* _Excerpt_
┌──

Screen time is a killer, so I decided to make board games my new hobby. In the months before COVID, I found a second group in the Chicago suburbs that I really enjoyed, so I’m still a part of that group and it’s a group that is willing to play anything. Bonus points: the group is small (when I first joined, only five people), so almost by default, we were able to get any games we wanted to the table over the course of each month by meeting once a week.

In July of 2020, I found a third group, people who were willing to mask up and meet at public places. That group has morphed into a group of about 12 people who I still game with today. That group prefers medium-to-heavy Euros; while I enjoy heavier games from time to time, I like a mix of experiences and my other groups help balance this out.

I met that group through Facebook, a tool that I had basically given up on prior to COVID. Like Meetup, it has offered me a few different avenues to meet other players. This included finding my fourth group, a “review crew” that meets every Monday and offers something I have not really had before: a chance to always play only the games I want to table, albeit the games I am not necessarily choosing since these are the games I write about for Meeple Mountain.

And to make sure I rounded all the bases, I also play once a month with a fifth group that gets together during the daytime on weekends. They play more often than that, but I try to join one Saturday a month if I can navigate the other kid activities we manage at home. It’s a group that has been playing for years but I got an invite from another friend in the city, and I love the company. The hosts have a massive collection, so it’s a chance for me to learn lots of older games in a safe space.

My pre-COVID group? About a year after COVID kicked off, we started getting back together. Now that many of us are older and wiser, parents (a few of us), and/or traveling less for work, a slice of that larger pool of players still gets together once a week.

You Have Five Gaming Groups?

I wanna play my games, so to ensure that I eventually get some of my games to the table, I went out and found five different gaming groups.

Is that ridiculous? Not if you love your collection and learning about new games that you eventually want to add. I have the data—I was almost never playing any of the games in my collection with only one gaming group, and it was frustrating to spend parts of a session pleading with others to force them to play one of my games.

└──

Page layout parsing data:
┌──

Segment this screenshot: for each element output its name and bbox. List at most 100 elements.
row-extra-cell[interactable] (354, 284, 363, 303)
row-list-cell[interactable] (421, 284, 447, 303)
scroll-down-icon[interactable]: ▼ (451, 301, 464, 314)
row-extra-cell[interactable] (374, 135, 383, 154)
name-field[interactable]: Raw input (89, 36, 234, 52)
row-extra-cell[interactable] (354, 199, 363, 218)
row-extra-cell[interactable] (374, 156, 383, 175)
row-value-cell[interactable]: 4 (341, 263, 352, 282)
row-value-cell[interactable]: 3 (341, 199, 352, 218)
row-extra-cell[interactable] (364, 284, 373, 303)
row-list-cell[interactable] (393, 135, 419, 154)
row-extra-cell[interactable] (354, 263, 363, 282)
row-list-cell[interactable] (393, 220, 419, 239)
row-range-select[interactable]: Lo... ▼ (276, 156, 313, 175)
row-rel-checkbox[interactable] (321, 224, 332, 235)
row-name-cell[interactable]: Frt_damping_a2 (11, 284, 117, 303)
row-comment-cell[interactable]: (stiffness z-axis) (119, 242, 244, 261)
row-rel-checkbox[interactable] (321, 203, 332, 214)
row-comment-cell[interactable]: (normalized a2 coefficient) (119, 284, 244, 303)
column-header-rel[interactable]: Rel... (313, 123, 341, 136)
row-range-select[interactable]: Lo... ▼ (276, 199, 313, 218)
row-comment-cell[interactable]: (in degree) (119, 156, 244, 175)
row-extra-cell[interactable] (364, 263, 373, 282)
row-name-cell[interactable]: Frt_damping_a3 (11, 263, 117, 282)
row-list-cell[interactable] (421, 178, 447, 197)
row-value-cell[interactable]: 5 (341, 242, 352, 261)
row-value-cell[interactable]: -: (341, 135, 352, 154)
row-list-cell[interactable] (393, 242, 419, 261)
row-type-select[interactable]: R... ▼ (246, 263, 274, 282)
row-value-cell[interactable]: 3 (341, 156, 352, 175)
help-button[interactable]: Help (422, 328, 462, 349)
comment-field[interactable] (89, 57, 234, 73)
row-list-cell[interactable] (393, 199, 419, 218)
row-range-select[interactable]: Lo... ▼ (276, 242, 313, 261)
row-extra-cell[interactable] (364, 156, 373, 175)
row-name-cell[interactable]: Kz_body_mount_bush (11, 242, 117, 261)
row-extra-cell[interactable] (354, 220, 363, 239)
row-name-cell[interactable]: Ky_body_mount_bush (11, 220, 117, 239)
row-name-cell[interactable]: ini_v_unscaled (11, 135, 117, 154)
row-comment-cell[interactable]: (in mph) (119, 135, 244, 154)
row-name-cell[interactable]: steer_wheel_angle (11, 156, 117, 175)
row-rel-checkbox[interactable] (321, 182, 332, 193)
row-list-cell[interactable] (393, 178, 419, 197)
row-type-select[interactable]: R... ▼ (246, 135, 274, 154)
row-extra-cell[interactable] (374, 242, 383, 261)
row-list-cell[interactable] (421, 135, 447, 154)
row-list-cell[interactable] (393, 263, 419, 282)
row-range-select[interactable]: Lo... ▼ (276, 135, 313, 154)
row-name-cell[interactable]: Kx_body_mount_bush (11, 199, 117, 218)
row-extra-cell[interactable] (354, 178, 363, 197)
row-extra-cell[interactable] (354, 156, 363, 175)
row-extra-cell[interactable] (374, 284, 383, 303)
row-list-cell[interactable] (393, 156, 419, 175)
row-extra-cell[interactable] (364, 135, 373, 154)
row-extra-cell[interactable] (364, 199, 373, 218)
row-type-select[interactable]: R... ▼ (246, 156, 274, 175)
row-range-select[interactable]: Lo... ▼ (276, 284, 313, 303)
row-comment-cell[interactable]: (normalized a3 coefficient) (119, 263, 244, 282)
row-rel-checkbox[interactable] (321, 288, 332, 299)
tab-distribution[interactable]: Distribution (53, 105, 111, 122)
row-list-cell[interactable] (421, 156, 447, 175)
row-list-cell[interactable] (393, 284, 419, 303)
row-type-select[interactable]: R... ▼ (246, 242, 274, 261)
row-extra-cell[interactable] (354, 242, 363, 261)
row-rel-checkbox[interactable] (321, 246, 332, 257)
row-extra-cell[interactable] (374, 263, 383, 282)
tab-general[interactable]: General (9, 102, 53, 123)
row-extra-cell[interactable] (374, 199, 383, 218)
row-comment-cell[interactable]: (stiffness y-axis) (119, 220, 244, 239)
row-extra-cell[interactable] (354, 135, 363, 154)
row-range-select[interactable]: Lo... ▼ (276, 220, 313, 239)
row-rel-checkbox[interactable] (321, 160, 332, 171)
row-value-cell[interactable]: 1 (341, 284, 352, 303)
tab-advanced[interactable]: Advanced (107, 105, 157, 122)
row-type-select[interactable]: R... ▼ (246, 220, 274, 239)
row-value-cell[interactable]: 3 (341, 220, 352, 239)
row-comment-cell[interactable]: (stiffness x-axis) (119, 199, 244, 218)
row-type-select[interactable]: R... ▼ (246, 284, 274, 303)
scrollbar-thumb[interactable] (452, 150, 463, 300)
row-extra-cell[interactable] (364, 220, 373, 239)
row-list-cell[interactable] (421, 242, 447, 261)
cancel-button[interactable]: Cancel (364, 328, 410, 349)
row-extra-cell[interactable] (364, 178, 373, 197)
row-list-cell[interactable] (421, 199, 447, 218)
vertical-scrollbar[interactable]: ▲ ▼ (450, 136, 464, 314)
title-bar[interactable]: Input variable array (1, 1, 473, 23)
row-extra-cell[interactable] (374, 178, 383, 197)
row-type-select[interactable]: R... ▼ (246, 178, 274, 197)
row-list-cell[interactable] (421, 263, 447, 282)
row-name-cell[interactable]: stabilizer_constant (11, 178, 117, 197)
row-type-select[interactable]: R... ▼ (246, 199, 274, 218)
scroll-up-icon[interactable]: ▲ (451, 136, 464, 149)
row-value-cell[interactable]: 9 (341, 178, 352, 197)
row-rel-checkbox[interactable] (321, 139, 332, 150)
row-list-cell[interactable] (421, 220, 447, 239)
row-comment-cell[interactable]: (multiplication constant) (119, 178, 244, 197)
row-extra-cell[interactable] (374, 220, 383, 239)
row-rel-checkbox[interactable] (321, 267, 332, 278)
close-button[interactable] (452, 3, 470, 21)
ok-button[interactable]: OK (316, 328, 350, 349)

└──

* _Problems to solve_
• 1. Answer from the text on gaming groups:
(a) How many people were in the second group when the writer first joined?
(b) On which day of the week does the "review crew" meet?
(c) How often does the writer try to join the fifth group?
• 2. Reproduce the text on gaming groups, starting with "My pre-COVID group?" and going on through "of my games.".
• 3. Pick up the text on gaming groups after its last sentence and carry it on.

* _Per-task answers_
• 1.
(a) Five people.
(b) Monday.
(c) One Saturday a month.

• 2.
My pre-COVID group? About a year after COVID kicked off, we started getting back together. Now that many of us are older and wiser, parents (a few of us), and/or traveling less for work, a slice of that larger pool of players still gets together once a week.

You Have Five Gaming Groups?

I wanna play my games, so to ensure that I eventually get some of my games to the table, I went out and found five different gaming groups.

Is that ridiculous? Not if you love your collection and learning about new games that you eventually want to add. I have the data—I was almost never playing any of the games in my collection with only one gaming group, and it was frustrating to spend parts of a session pleading with others to force them to play one of my games.

• 3.
Now, with five groups? I get a couple of my games out each week. I get to play a lot of games purchased by other people, and often, they are games that I was curious about but didn’t want to buy myself. I get to play games maybe three times a week (always Mondays, almost always Wednesdays, then either a Friday or Saturday), not to mention games with my kids on the weekend, usually after Saturday morning cartoons.

I’m not stressed any more about buying games. I used to find myself hovering over the “Buy Now” button on crowdfunding platforms or online stores, waffling because I wasn’t sure if I should buy a game that will take two years to fulfill and then weeks, maybe months, to ever hit the table. And then, if it did hit the table, I would get it played once with the main group and then not be able to get it back in the rotation again for another few weeks or months.

Now when I buy games like Challengers!, I play it once with my Wednesday group. I play it once with the monthly group. I get it in once with my review crew, and whammo…I’ve played a new game three times in the first three weeks that I have it. It feels so good!!

The best part about all this? I’m not anxious at all any more about playing my games. I am always down to play games in my ~75-game collection. But if I can’t? I’ll play your games. I’m not worried any more that I won’t find time in the course of the week to play at least one of my games somewhere, because I have five gaming groups. My goal is to play one game of my choosing at least once a week. Across multiple gaming sessions, that’s a walk in the park now.

I tell everyone now the same thing: you MUST find multiple gaming groups. Yes, that means that you are probably going to have to meet more people. Yes, that means you are going to have to suffer through some tough game nights, with personalities that are not your thing or with terrible analysis paralysis as you try to patiently await your turn. It’s tough! But I can assure you that walking through the fire is so, so worth it if you want your collection to regularly see the light.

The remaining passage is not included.